# Layout records
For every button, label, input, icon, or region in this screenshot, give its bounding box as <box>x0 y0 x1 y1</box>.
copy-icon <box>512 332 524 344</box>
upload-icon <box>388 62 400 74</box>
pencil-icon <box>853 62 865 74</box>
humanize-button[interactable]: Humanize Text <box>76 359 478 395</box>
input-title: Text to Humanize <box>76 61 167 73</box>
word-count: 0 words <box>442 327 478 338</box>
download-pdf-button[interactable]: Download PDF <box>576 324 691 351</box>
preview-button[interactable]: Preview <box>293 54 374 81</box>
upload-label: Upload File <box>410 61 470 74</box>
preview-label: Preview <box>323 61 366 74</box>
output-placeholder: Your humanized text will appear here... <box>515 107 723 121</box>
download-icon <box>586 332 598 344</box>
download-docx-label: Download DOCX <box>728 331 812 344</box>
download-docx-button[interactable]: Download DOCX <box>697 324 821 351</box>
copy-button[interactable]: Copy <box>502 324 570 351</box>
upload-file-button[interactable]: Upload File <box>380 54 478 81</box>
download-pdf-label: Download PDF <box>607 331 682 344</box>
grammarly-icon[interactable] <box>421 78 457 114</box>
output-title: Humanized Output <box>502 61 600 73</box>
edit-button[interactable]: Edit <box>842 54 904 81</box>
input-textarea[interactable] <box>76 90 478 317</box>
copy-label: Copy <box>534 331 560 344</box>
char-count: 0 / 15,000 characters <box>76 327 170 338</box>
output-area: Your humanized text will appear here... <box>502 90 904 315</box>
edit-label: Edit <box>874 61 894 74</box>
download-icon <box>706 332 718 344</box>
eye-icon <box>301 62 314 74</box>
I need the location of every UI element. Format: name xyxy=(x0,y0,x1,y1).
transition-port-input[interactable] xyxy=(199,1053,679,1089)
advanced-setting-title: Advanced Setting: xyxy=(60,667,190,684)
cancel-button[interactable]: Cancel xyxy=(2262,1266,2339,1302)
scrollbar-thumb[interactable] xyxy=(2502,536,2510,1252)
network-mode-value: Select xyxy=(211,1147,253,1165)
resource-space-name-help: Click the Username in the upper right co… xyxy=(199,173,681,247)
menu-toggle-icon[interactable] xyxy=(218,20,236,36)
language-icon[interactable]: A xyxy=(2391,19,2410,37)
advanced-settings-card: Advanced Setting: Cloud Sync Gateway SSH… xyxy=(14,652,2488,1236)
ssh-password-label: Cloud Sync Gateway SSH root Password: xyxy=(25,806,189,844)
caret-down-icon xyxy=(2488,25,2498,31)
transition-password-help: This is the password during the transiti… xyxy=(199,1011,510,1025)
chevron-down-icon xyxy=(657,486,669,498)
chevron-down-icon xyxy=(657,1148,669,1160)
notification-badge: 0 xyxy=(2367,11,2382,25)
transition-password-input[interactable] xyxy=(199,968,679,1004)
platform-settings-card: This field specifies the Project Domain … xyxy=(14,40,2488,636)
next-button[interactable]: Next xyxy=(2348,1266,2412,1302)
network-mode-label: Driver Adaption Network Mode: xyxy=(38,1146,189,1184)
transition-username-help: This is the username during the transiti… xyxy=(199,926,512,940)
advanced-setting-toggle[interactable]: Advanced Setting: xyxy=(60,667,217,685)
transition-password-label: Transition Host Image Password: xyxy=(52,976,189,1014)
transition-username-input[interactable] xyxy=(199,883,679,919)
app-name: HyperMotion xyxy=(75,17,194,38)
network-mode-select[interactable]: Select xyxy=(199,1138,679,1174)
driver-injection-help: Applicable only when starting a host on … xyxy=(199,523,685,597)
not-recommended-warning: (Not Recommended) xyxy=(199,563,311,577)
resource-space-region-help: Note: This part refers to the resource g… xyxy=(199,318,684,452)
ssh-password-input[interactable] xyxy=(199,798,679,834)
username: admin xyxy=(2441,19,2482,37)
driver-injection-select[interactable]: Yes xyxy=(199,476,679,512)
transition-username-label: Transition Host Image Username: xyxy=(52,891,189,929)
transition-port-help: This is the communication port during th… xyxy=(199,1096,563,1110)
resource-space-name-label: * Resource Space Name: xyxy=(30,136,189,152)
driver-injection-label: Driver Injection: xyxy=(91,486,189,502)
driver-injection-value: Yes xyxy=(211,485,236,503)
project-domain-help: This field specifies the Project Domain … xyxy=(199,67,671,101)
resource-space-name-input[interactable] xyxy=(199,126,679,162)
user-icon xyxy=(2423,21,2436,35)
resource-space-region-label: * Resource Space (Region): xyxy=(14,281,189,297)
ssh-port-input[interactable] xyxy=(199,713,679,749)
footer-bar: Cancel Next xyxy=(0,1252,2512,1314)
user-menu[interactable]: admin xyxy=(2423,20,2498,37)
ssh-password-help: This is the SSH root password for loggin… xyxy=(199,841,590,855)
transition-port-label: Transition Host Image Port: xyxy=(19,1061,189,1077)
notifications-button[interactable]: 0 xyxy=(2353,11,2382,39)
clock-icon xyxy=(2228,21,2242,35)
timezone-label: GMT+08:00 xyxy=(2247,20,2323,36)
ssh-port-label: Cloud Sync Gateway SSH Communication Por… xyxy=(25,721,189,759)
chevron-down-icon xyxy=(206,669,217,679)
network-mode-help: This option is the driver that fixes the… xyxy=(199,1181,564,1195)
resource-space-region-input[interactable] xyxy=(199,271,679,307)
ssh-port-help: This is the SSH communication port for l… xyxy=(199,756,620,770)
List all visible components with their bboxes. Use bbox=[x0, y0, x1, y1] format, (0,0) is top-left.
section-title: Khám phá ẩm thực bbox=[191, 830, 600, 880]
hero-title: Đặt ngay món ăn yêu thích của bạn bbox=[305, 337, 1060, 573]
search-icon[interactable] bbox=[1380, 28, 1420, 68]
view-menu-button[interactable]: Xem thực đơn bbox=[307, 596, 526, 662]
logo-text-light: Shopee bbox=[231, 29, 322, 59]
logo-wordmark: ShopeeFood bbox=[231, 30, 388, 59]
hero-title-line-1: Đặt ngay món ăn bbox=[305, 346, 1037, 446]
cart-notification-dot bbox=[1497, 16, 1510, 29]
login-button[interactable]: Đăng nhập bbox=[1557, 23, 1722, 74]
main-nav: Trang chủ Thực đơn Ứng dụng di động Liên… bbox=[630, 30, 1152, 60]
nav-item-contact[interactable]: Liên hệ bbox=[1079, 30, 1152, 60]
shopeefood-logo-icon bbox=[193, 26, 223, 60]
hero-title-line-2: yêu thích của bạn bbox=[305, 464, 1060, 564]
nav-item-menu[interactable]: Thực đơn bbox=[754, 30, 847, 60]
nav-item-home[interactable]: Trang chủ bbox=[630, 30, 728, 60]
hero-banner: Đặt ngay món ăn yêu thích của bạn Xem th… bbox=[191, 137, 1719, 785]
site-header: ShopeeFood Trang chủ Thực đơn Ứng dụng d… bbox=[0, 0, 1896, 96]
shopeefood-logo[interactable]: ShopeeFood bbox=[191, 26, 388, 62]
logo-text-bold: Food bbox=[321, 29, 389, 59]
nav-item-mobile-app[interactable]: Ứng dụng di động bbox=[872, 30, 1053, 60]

# Instructions to follow
Reproduce the entries word for word, from the first line through the line that contains "preview-button[interactable]: Preview <box>293", including both of those lines.

# Finished task
For every button, label, input, icon, or region in this screenshot, give its bounding box as <box>x0 y0 x1 y1</box>.
copy-icon <box>512 332 524 344</box>
upload-icon <box>388 62 400 74</box>
pencil-icon <box>853 62 865 74</box>
humanize-button[interactable]: Humanize Text <box>76 359 478 395</box>
input-title: Text to Humanize <box>76 61 167 73</box>
word-count: 0 words <box>442 327 478 338</box>
download-pdf-button[interactable]: Download PDF <box>576 324 691 351</box>
preview-button[interactable]: Preview <box>293 54 374 81</box>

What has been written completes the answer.